## YOUR TASK
Look through the data below and count each line where the word "Portfolio" appears. Reply with the count alone.

++++ DATA ++++

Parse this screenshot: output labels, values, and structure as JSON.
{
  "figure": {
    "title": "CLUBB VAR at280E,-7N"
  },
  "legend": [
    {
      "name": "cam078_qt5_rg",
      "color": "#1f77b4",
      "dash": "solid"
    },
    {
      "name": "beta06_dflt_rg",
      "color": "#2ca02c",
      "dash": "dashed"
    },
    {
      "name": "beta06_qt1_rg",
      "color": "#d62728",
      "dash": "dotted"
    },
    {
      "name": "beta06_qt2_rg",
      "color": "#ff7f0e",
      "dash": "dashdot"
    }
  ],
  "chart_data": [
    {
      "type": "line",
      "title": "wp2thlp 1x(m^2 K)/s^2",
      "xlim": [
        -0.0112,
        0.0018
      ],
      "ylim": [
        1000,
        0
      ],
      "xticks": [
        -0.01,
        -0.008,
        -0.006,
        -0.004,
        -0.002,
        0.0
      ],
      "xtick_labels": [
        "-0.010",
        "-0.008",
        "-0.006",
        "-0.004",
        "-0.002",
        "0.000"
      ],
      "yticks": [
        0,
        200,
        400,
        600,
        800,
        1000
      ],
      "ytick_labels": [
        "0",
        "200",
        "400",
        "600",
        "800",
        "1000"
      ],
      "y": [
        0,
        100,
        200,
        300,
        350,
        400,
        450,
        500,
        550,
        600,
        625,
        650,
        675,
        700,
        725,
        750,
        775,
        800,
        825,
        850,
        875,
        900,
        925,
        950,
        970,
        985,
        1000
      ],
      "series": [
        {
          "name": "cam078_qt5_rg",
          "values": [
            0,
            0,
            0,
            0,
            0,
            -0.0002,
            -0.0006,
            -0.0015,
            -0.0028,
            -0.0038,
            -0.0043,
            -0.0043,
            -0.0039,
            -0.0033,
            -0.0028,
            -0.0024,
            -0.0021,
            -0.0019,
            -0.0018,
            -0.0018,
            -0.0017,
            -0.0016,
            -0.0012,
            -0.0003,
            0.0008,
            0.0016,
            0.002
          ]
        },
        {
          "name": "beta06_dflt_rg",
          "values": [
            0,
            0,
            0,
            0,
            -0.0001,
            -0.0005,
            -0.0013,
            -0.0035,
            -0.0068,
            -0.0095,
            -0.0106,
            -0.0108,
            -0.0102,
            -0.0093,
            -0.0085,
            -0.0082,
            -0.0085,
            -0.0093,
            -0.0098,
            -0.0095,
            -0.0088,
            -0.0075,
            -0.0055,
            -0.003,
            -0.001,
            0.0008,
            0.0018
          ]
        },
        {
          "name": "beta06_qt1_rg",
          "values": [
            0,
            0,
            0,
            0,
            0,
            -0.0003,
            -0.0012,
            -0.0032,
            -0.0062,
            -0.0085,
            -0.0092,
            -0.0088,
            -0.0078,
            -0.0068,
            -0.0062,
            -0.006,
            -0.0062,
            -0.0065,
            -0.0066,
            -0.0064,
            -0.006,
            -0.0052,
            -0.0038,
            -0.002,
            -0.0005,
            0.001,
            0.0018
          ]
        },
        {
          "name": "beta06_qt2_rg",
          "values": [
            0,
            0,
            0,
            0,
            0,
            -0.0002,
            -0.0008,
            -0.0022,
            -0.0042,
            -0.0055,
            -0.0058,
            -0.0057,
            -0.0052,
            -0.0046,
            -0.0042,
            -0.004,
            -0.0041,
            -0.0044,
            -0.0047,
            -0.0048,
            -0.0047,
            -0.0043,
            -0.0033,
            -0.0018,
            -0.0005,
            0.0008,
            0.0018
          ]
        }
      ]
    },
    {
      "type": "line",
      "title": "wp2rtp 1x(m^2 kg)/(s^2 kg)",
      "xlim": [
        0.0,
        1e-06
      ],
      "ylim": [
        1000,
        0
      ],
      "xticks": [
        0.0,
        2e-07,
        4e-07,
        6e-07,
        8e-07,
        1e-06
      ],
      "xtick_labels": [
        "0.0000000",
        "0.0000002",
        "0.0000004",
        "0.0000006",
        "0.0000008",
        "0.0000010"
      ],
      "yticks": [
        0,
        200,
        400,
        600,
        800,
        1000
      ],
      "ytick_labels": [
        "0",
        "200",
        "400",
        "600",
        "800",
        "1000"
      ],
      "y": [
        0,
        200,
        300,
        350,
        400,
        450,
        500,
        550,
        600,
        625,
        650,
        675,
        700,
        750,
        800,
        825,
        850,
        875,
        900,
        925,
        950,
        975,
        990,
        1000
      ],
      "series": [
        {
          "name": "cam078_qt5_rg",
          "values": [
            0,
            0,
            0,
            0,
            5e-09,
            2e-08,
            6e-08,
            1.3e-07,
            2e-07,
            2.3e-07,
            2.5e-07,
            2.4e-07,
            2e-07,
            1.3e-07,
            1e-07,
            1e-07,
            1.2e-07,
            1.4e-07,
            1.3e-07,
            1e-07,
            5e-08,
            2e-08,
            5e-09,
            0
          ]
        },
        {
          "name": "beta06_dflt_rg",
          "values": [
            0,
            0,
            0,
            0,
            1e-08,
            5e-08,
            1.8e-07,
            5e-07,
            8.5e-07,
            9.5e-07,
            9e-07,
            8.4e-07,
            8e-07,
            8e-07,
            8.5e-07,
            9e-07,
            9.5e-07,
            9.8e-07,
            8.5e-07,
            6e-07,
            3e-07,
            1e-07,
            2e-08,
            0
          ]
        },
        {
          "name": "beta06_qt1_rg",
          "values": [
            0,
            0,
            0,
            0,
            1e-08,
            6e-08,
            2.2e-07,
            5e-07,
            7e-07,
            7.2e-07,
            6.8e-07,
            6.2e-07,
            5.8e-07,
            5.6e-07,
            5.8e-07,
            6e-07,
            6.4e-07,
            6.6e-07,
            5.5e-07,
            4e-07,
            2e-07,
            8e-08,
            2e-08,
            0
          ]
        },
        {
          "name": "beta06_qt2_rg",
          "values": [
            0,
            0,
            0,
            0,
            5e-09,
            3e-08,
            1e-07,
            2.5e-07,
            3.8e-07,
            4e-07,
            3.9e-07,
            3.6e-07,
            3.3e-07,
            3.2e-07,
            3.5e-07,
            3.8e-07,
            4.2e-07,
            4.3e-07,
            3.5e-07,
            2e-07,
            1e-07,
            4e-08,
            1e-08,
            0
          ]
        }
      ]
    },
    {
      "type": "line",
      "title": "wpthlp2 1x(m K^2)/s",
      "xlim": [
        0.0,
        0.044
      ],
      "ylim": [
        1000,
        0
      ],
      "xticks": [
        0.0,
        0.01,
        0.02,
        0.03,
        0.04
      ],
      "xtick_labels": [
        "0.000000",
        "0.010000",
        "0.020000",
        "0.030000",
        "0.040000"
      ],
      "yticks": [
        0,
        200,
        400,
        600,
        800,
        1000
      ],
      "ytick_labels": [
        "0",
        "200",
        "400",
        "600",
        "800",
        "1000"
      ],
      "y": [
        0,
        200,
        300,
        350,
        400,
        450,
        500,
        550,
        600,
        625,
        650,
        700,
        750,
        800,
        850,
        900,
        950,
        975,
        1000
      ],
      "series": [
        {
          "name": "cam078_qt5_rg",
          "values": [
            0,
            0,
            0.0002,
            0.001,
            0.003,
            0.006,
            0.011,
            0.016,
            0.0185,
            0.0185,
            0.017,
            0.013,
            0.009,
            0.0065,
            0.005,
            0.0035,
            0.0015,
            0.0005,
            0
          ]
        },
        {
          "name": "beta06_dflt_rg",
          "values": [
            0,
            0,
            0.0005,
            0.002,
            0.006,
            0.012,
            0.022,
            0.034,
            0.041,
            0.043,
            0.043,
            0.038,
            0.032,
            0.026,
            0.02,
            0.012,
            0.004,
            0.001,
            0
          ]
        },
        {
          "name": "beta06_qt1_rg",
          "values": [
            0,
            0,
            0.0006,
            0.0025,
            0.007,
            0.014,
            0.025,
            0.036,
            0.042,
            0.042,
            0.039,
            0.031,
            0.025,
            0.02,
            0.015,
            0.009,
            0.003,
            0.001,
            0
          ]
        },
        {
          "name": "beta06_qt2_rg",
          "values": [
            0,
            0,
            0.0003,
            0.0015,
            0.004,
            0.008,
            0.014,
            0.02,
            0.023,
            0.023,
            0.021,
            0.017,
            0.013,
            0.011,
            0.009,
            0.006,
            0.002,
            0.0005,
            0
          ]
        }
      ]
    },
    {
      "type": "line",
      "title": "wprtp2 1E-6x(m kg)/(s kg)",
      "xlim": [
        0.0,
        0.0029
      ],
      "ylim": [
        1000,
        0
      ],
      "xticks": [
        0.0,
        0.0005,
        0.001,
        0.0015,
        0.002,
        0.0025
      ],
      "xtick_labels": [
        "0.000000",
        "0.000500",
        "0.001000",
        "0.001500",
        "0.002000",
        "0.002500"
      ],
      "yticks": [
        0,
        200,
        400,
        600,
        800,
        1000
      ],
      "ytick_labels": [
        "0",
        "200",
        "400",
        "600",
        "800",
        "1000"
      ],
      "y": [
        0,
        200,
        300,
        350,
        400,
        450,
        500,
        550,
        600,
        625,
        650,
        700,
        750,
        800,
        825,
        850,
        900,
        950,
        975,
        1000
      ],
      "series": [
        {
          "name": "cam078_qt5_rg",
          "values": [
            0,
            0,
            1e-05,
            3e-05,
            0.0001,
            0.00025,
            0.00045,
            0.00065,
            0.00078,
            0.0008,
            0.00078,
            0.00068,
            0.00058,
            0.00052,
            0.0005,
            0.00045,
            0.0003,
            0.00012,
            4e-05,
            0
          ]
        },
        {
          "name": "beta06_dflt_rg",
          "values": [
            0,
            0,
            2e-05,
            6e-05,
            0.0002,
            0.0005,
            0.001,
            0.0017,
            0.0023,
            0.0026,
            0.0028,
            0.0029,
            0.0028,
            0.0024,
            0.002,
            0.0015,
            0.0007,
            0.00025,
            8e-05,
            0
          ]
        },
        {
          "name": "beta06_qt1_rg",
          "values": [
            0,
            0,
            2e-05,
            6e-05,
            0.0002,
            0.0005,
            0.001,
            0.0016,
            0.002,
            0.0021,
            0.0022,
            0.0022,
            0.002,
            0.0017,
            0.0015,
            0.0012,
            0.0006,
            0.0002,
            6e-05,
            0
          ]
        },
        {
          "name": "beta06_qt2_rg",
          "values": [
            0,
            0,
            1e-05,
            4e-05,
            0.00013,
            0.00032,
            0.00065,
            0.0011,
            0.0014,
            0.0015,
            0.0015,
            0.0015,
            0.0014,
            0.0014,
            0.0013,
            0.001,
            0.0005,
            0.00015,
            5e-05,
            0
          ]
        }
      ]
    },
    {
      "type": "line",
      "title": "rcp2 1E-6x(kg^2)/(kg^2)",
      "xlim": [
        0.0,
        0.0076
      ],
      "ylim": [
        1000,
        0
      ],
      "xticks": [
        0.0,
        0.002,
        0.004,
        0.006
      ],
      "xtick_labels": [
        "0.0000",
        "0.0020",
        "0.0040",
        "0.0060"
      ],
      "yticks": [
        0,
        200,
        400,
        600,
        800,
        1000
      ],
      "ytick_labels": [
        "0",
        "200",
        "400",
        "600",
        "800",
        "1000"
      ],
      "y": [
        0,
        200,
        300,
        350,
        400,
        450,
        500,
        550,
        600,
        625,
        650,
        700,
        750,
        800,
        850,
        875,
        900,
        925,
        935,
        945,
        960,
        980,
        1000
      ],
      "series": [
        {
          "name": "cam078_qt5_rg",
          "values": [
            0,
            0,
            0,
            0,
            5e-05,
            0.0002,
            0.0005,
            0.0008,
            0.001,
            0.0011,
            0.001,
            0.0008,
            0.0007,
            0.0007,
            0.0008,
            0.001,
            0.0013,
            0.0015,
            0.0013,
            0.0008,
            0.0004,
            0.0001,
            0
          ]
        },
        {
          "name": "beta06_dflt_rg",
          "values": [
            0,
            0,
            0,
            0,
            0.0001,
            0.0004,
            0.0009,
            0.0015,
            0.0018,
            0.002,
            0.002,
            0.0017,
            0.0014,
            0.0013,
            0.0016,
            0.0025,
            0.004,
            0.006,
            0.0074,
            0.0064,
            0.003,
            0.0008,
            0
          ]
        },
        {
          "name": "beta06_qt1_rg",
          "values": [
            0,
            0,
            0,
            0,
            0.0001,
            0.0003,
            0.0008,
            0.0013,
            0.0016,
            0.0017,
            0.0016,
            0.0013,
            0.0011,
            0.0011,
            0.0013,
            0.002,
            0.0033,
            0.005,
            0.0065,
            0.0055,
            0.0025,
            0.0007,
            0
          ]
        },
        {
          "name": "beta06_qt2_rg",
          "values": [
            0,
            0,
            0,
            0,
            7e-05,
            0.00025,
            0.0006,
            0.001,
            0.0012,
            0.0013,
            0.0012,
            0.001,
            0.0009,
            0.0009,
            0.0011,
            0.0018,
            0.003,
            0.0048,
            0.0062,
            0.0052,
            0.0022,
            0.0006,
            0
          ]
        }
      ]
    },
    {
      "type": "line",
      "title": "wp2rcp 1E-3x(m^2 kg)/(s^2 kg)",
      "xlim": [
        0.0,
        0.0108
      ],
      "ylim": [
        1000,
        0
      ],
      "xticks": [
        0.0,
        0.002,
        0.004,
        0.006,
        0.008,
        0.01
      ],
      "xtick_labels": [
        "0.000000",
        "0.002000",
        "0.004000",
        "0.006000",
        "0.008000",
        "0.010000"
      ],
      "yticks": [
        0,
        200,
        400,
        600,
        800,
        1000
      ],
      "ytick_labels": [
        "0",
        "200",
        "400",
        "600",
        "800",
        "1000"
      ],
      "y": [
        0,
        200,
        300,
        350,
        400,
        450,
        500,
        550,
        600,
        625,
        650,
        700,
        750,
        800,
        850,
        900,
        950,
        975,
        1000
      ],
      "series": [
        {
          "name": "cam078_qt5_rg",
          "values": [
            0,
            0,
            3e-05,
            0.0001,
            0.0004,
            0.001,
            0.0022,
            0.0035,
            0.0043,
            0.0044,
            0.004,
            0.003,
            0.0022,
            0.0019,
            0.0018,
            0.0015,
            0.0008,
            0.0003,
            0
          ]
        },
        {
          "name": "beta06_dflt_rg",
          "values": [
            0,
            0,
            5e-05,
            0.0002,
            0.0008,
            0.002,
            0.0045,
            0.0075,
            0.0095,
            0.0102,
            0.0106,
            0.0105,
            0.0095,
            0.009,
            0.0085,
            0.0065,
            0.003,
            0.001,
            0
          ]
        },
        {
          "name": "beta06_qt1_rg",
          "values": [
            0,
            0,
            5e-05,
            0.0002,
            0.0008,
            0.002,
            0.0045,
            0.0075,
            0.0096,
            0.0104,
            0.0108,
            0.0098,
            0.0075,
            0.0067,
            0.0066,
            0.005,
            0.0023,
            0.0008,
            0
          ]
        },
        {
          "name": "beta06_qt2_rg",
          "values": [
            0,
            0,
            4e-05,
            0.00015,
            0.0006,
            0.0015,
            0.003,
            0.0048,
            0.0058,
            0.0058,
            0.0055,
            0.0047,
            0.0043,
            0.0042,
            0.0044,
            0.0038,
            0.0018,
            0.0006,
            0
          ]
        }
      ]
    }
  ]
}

++++
++++ DATA ++++

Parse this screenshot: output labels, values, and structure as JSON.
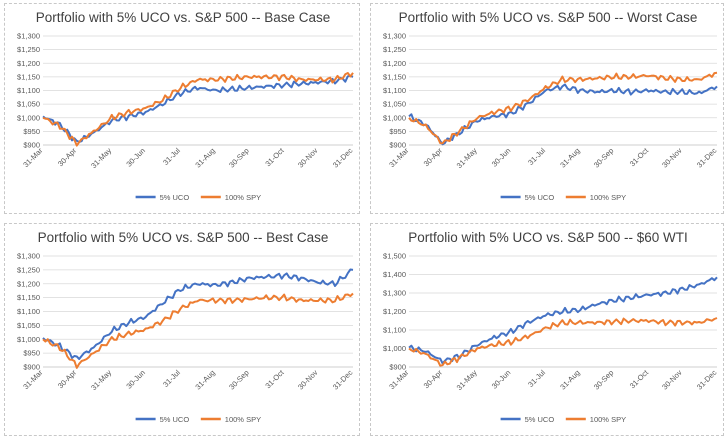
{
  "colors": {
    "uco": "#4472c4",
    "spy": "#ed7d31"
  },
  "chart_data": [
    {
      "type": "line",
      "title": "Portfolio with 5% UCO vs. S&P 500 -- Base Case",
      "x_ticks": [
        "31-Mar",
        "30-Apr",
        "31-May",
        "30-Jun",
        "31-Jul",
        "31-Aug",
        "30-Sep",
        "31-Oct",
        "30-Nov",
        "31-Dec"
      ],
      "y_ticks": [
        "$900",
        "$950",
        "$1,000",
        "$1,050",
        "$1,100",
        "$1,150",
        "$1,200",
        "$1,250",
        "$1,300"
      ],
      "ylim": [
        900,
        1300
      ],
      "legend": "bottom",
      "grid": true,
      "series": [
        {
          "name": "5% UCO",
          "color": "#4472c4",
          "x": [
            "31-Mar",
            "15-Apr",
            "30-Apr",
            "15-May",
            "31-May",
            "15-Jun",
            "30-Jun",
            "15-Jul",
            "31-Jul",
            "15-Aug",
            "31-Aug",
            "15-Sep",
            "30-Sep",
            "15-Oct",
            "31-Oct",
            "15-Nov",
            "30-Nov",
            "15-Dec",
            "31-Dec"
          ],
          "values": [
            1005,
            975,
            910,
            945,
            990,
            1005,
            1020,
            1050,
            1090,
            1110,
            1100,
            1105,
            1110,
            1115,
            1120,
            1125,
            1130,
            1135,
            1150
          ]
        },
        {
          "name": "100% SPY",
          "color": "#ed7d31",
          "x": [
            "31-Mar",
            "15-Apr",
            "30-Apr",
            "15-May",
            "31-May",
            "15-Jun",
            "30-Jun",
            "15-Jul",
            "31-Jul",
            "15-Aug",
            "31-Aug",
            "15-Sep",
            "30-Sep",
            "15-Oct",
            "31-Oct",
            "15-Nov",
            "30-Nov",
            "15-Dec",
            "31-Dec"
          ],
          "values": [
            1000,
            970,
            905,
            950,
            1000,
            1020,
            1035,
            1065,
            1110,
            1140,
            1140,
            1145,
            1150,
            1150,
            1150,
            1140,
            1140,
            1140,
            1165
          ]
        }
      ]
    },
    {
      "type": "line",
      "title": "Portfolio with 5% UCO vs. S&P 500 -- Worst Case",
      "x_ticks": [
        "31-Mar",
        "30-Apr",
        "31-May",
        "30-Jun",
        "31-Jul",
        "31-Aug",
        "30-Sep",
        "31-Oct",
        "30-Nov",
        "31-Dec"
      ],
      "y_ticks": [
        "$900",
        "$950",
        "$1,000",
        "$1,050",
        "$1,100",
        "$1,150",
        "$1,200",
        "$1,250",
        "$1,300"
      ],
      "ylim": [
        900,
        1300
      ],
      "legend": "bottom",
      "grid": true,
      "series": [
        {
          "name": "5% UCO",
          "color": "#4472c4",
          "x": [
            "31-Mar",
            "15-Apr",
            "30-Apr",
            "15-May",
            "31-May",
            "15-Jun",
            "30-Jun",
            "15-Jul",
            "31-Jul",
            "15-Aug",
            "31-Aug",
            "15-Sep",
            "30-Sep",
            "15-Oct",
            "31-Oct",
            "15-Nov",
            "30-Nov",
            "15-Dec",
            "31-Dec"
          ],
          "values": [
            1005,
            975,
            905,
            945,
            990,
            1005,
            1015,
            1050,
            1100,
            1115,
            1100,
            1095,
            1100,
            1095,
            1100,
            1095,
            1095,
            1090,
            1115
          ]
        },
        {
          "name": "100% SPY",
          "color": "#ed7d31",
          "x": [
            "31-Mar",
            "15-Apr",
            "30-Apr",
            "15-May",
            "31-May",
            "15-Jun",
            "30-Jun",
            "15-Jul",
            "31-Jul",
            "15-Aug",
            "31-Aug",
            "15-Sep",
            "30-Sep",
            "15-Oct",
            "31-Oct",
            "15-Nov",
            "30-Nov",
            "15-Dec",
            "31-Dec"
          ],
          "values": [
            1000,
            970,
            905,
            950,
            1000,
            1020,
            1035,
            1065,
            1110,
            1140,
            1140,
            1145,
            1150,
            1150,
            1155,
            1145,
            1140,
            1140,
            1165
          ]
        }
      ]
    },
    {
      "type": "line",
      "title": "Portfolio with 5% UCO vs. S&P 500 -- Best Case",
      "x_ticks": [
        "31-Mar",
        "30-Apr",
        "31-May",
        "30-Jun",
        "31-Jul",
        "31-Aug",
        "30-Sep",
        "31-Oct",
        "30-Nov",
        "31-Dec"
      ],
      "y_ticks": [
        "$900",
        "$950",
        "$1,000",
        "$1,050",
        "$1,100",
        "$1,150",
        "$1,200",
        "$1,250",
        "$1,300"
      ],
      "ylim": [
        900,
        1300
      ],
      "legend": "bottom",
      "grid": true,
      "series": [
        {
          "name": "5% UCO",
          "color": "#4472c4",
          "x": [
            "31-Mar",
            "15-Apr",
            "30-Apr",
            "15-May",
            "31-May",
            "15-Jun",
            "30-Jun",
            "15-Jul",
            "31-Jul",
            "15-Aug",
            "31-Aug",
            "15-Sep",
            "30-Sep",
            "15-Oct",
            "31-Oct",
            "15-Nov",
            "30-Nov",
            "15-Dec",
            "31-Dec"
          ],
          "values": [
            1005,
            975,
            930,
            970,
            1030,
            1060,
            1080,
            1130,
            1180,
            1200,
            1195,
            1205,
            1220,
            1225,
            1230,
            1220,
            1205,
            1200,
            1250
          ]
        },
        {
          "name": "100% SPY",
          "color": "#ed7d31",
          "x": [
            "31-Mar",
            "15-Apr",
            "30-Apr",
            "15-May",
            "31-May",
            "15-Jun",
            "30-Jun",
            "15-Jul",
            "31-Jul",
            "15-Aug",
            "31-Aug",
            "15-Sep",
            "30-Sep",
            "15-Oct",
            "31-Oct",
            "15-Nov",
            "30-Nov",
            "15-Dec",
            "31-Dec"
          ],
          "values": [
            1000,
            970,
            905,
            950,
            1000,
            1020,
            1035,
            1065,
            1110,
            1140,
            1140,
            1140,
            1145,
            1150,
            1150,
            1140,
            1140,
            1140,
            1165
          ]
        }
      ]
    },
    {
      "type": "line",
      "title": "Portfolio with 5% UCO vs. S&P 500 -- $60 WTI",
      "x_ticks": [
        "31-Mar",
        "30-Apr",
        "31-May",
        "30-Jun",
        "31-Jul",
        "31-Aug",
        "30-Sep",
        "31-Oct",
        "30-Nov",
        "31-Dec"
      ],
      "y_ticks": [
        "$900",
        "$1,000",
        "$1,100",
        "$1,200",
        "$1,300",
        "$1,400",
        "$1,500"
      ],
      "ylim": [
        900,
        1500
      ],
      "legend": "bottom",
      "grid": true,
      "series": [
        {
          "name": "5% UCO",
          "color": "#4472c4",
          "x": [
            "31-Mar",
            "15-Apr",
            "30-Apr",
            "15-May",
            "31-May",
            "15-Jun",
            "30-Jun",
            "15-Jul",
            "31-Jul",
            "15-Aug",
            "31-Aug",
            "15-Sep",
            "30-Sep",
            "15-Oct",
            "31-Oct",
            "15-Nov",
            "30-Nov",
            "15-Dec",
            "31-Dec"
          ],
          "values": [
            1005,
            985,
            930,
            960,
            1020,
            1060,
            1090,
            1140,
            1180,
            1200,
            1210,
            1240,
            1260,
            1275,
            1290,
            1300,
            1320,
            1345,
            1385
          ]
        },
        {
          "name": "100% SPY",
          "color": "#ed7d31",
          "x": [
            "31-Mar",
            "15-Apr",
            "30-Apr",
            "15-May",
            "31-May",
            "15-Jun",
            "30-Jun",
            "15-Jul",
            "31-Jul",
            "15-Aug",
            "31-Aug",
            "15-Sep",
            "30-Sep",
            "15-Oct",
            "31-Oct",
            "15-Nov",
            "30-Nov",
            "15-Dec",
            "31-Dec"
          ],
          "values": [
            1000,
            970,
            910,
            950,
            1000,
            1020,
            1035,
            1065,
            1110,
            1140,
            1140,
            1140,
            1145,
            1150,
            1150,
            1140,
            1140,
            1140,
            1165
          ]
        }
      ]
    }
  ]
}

++++

## THE REPLY
4